(Stored data)

^^^^

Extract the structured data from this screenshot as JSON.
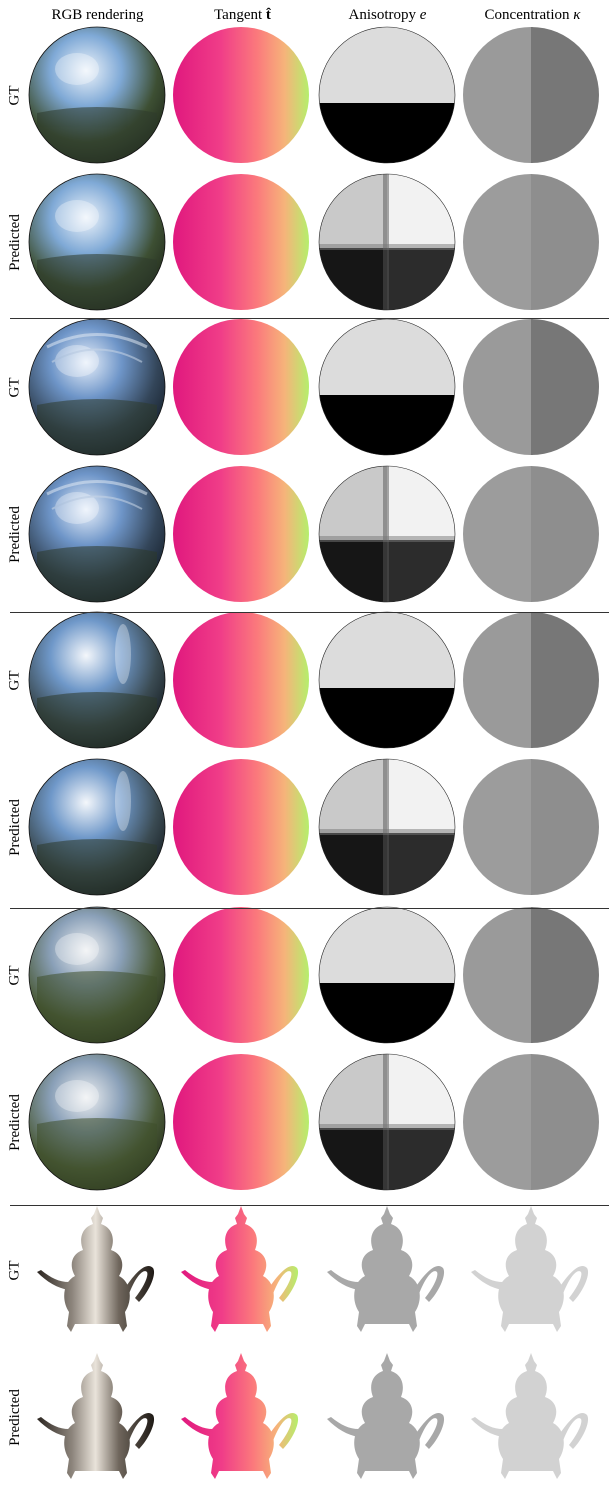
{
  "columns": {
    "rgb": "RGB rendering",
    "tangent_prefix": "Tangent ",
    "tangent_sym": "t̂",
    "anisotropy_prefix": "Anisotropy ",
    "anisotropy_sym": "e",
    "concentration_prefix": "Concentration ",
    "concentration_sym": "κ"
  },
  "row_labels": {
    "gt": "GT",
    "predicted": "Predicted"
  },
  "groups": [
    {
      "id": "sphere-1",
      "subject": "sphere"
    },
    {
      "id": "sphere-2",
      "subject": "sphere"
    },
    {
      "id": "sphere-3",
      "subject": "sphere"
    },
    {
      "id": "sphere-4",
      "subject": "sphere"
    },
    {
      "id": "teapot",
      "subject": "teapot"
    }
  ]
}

^^^^

Exercise ▸
Repeat the records in full, exactly as they appear, without the pictures.

Exercise result ▸
Extract the structured data from this screenshot as JSON.
{
  "columns": {
    "rgb": "RGB rendering",
    "tangent_prefix": "Tangent ",
    "tangent_sym": "t̂",
    "anisotropy_prefix": "Anisotropy ",
    "anisotropy_sym": "e",
    "concentration_prefix": "Concentration ",
    "concentration_sym": "κ"
  },
  "row_labels": {
    "gt": "GT",
    "predicted": "Predicted"
  },
  "groups": [
    {
      "id": "sphere-1",
      "subject": "sphere"
    },
    {
      "id": "sphere-2",
      "subject": "sphere"
    },
    {
      "id": "sphere-3",
      "subject": "sphere"
    },
    {
      "id": "sphere-4",
      "subject": "sphere"
    },
    {
      "id": "teapot",
      "subject": "teapot"
    }
  ]
}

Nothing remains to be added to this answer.